:: Available data ::
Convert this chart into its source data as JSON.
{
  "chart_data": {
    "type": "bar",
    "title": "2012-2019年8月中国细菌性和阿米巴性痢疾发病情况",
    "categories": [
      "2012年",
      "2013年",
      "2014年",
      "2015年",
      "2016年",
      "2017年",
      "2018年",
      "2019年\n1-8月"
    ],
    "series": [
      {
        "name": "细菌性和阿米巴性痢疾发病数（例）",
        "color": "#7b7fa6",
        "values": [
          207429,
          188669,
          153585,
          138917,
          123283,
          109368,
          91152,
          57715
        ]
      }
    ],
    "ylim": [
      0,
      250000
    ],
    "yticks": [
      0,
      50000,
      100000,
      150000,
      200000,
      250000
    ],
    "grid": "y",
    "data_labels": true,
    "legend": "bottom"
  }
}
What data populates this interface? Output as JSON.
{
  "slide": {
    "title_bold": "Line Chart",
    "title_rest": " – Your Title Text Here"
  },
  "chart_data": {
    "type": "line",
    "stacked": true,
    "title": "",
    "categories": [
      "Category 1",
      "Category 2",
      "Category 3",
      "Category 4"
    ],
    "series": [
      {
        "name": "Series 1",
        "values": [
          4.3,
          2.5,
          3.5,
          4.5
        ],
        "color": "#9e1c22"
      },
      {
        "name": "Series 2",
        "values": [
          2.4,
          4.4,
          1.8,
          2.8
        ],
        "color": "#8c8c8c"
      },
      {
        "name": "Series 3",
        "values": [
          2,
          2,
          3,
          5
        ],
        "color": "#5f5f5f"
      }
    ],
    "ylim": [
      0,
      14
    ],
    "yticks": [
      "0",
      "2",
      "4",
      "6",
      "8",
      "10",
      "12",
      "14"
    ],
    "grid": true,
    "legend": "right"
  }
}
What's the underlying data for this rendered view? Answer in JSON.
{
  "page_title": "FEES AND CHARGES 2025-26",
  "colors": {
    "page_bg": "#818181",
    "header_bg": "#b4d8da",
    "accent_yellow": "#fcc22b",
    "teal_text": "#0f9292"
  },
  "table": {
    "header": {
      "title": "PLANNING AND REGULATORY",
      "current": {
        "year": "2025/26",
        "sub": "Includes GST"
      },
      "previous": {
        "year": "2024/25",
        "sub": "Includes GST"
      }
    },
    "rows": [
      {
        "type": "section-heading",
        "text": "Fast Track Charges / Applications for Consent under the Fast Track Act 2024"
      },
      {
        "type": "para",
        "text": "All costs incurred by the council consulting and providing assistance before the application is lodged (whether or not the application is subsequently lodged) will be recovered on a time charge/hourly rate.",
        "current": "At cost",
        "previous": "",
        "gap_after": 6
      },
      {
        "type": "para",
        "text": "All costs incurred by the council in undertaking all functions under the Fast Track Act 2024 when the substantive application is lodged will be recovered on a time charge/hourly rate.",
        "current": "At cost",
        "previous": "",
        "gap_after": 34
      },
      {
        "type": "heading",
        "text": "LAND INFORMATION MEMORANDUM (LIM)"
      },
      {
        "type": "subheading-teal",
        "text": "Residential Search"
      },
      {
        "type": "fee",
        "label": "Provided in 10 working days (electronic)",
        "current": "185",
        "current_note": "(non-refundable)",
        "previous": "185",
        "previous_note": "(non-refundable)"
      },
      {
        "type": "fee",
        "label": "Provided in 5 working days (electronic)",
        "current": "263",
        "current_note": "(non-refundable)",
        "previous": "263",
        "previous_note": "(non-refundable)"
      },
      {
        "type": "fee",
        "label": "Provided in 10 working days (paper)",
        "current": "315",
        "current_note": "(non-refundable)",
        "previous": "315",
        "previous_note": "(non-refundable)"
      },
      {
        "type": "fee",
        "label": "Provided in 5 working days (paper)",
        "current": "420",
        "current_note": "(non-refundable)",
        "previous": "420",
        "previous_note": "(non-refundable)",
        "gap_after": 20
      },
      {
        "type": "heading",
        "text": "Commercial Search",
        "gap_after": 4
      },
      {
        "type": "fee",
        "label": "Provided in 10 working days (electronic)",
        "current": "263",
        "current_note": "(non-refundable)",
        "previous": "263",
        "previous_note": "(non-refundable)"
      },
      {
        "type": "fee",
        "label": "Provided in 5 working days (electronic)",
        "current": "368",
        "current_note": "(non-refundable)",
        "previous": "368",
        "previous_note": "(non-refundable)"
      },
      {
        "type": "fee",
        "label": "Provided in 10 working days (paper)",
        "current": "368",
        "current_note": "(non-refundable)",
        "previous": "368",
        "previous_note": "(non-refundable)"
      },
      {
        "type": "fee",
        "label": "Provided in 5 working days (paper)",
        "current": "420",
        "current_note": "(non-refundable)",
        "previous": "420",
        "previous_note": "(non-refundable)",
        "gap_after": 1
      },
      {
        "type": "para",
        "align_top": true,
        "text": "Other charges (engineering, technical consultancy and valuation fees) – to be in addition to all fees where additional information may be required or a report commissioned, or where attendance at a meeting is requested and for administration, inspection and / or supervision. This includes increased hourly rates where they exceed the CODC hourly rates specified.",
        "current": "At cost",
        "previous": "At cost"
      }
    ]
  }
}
:::
Stated task:
Reproduce all of the material above word for word.

Finished task:
Convert this chart into its source data as JSON.
{
  "chart_data": {
    "type": "bar",
    "title": "2012-2019年8月中国细菌性和阿米巴性痢疾发病情况",
    "categories": [
      "2012年",
      "2013年",
      "2014年",
      "2015年",
      "2016年",
      "2017年",
      "2018年",
      "2019年\n1-8月"
    ],
    "series": [
      {
        "name": "细菌性和阿米巴性痢疾发病数（例）",
        "color": "#7b7fa6",
        "values": [
          207429,
          188669,
          153585,
          138917,
          123283,
          109368,
          91152,
          57715
        ]
      }
    ],
    "ylim": [
      0,
      250000
    ],
    "yticks": [
      0,
      50000,
      100000,
      150000,
      200000,
      250000
    ],
    "grid": "y",
    "data_labels": true,
    "legend": "bottom"
  }
}
What data populates this interface? Output as JSON.
{
  "slide": {
    "title_bold": "Line Chart",
    "title_rest": " – Your Title Text Here"
  },
  "chart_data": {
    "type": "line",
    "stacked": true,
    "title": "",
    "categories": [
      "Category 1",
      "Category 2",
      "Category 3",
      "Category 4"
    ],
    "series": [
      {
        "name": "Series 1",
        "values": [
          4.3,
          2.5,
          3.5,
          4.5
        ],
        "color": "#9e1c22"
      },
      {
        "name": "Series 2",
        "values": [
          2.4,
          4.4,
          1.8,
          2.8
        ],
        "color": "#8c8c8c"
      },
      {
        "name": "Series 3",
        "values": [
          2,
          2,
          3,
          5
        ],
        "color": "#5f5f5f"
      }
    ],
    "ylim": [
      0,
      14
    ],
    "yticks": [
      "0",
      "2",
      "4",
      "6",
      "8",
      "10",
      "12",
      "14"
    ],
    "grid": true,
    "legend": "right"
  }
}
What's the underlying data for this rendered view? Answer in JSON.
{
  "page_title": "FEES AND CHARGES 2025-26",
  "colors": {
    "page_bg": "#818181",
    "header_bg": "#b4d8da",
    "accent_yellow": "#fcc22b",
    "teal_text": "#0f9292"
  },
  "table": {
    "header": {
      "title": "PLANNING AND REGULATORY",
      "current": {
        "year": "2025/26",
        "sub": "Includes GST"
      },
      "previous": {
        "year": "2024/25",
        "sub": "Includes GST"
      }
    },
    "rows": [
      {
        "type": "section-heading",
        "text": "Fast Track Charges / Applications for Consent under the Fast Track Act 2024"
      },
      {
        "type": "para",
        "text": "All costs incurred by the council consulting and providing assistance before the application is lodged (whether or not the application is subsequently lodged) will be recovered on a time charge/hourly rate.",
        "current": "At cost",
        "previous": "",
        "gap_after": 6
      },
      {
        "type": "para",
        "text": "All costs incurred by the council in undertaking all functions under the Fast Track Act 2024 when the substantive application is lodged will be recovered on a time charge/hourly rate.",
        "current": "At cost",
        "previous": "",
        "gap_after": 34
      },
      {
        "type": "heading",
        "text": "LAND INFORMATION MEMORANDUM (LIM)"
      },
      {
        "type": "subheading-teal",
        "text": "Residential Search"
      },
      {
        "type": "fee",
        "label": "Provided in 10 working days (electronic)",
        "current": "185",
        "current_note": "(non-refundable)",
        "previous": "185",
        "previous_note": "(non-refundable)"
      },
      {
        "type": "fee",
        "label": "Provided in 5 working days (electronic)",
        "current": "263",
        "current_note": "(non-refundable)",
        "previous": "263",
        "previous_note": "(non-refundable)"
      },
      {
        "type": "fee",
        "label": "Provided in 10 working days (paper)",
        "current": "315",
        "current_note": "(non-refundable)",
        "previous": "315",
        "previous_note": "(non-refundable)"
      },
      {
        "type": "fee",
        "label": "Provided in 5 working days (paper)",
        "current": "420",
        "current_note": "(non-refundable)",
        "previous": "420",
        "previous_note": "(non-refundable)",
        "gap_after": 20
      },
      {
        "type": "heading",
        "text": "Commercial Search",
        "gap_after": 4
      },
      {
        "type": "fee",
        "label": "Provided in 10 working days (electronic)",
        "current": "263",
        "current_note": "(non-refundable)",
        "previous": "263",
        "previous_note": "(non-refundable)"
      },
      {
        "type": "fee",
        "label": "Provided in 5 working days (electronic)",
        "current": "368",
        "current_note": "(non-refundable)",
        "previous": "368",
        "previous_note": "(non-refundable)"
      },
      {
        "type": "fee",
        "label": "Provided in 10 working days (paper)",
        "current": "368",
        "current_note": "(non-refundable)",
        "previous": "368",
        "previous_note": "(non-refundable)"
      },
      {
        "type": "fee",
        "label": "Provided in 5 working days (paper)",
        "current": "420",
        "current_note": "(non-refundable)",
        "previous": "420",
        "previous_note": "(non-refundable)",
        "gap_after": 1
      },
      {
        "type": "para",
        "align_top": true,
        "text": "Other charges (engineering, technical consultancy and valuation fees) – to be in addition to all fees where additional information may be required or a report commissioned, or where attendance at a meeting is requested and for administration, inspection and / or supervision. This includes increased hourly rates where they exceed the CODC hourly rates specified.",
        "current": "At cost",
        "previous": "At cost"
      }
    ]
  }
}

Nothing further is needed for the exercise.